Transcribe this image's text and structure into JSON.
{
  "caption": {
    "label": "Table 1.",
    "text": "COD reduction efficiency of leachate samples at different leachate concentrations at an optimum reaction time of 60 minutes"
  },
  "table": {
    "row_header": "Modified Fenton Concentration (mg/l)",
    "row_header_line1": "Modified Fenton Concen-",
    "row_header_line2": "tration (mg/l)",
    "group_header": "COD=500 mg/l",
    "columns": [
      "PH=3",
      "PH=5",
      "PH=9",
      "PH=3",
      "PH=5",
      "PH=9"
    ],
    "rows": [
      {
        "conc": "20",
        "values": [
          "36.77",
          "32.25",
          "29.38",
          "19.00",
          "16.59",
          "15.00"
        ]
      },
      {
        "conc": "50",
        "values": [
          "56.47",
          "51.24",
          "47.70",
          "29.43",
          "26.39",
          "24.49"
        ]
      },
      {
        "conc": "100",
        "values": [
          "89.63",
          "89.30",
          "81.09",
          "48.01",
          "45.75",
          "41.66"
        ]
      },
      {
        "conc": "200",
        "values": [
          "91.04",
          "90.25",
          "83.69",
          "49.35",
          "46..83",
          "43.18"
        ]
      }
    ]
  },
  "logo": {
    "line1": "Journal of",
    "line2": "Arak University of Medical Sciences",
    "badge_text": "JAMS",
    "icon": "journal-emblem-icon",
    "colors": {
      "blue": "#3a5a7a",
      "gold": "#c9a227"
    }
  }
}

• Requirement: Isolate each line of the listing above that includes "Modified". Copy it.

• Exercise response:
    "row_header": "Modified Fenton Concentration (mg/l)",
    "row_header_line1": "Modified Fenton Concen-",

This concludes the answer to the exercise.